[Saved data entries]
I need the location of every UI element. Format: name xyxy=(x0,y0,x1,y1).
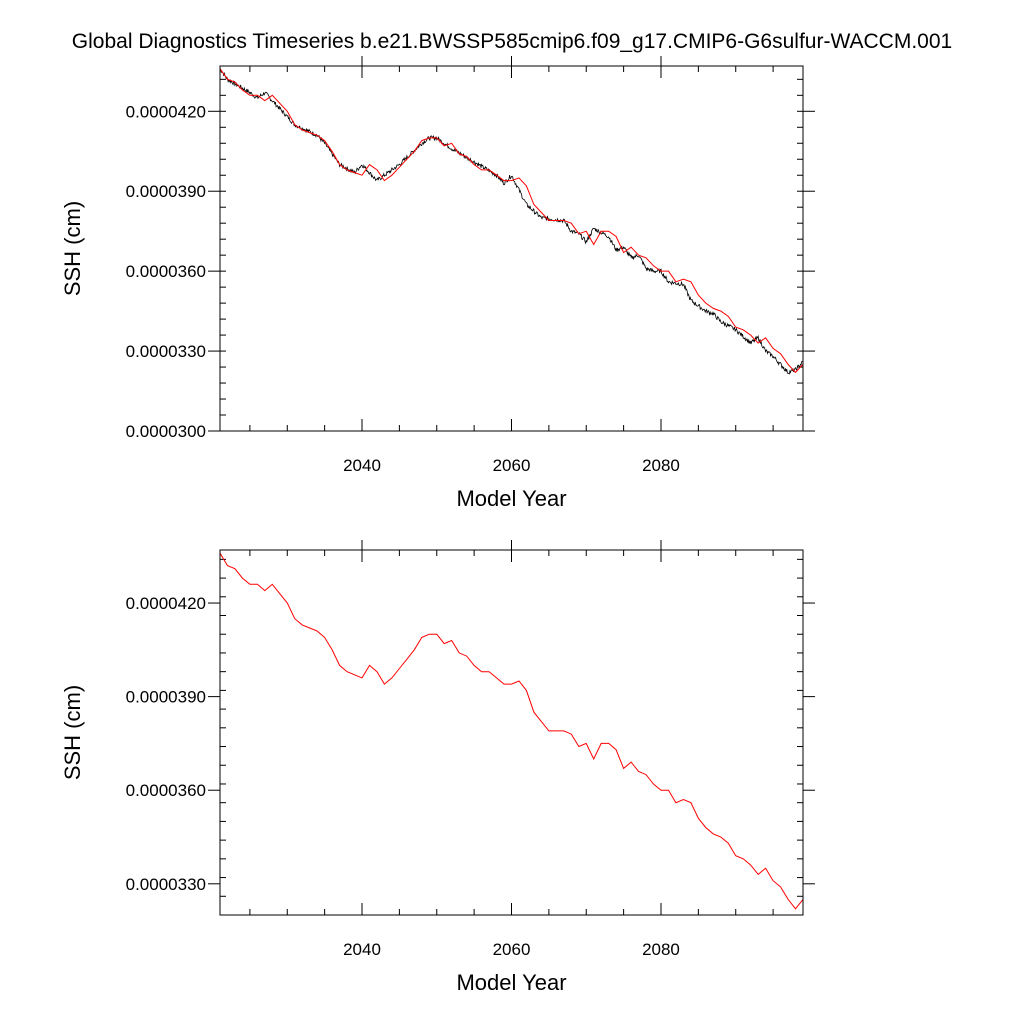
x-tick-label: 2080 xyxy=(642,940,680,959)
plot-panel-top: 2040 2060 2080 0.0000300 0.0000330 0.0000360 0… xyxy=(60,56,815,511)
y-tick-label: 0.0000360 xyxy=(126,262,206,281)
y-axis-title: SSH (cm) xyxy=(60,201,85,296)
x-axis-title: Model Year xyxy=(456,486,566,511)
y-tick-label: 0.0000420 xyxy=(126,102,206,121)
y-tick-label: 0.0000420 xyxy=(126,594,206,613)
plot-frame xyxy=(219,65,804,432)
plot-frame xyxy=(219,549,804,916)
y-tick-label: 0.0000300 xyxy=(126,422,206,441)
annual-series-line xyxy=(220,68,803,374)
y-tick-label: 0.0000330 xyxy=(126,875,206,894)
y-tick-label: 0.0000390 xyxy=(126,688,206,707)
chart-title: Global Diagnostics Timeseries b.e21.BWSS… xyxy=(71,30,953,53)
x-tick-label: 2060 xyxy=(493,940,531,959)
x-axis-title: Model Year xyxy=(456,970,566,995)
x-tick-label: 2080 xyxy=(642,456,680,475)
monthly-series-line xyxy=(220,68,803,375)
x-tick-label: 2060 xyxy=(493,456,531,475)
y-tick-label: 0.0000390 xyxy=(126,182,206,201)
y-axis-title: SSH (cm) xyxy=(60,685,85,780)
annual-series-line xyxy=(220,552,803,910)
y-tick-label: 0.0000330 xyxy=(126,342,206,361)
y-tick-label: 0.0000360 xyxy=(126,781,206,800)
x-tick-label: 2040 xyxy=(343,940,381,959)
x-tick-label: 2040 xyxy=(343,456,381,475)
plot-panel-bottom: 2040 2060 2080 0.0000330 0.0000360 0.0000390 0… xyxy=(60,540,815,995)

● **The task**
Reproduce every item above line for line, with no changes, and omit the pictures from your answer.

● **Result below**
I need the location of every UI element. Format: name xyxy=(x0,y0,x1,y1).
x-tick-label: 2080 xyxy=(642,940,680,959)
plot-panel-top: 2040 2060 2080 0.0000300 0.0000330 0.0000360 0… xyxy=(60,56,815,511)
y-tick-label: 0.0000360 xyxy=(126,262,206,281)
y-axis-title: SSH (cm) xyxy=(60,201,85,296)
x-axis-title: Model Year xyxy=(456,486,566,511)
y-tick-label: 0.0000420 xyxy=(126,102,206,121)
y-tick-label: 0.0000420 xyxy=(126,594,206,613)
plot-frame xyxy=(219,65,804,432)
plot-frame xyxy=(219,549,804,916)
y-tick-label: 0.0000300 xyxy=(126,422,206,441)
annual-series-line xyxy=(220,68,803,374)
y-tick-label: 0.0000330 xyxy=(126,875,206,894)
y-tick-label: 0.0000390 xyxy=(126,688,206,707)
chart-title: Global Diagnostics Timeseries b.e21.BWSS… xyxy=(71,30,953,53)
x-tick-label: 2060 xyxy=(493,940,531,959)
x-axis-title: Model Year xyxy=(456,970,566,995)
x-tick-label: 2080 xyxy=(642,456,680,475)
monthly-series-line xyxy=(220,68,803,375)
x-tick-label: 2060 xyxy=(493,456,531,475)
y-tick-label: 0.0000390 xyxy=(126,182,206,201)
y-axis-title: SSH (cm) xyxy=(60,685,85,780)
annual-series-line xyxy=(220,552,803,910)
y-tick-label: 0.0000330 xyxy=(126,342,206,361)
y-tick-label: 0.0000360 xyxy=(126,781,206,800)
x-tick-label: 2040 xyxy=(343,940,381,959)
x-tick-label: 2040 xyxy=(343,456,381,475)
plot-panel-bottom: 2040 2060 2080 0.0000330 0.0000360 0.0000390 0… xyxy=(60,540,815,995)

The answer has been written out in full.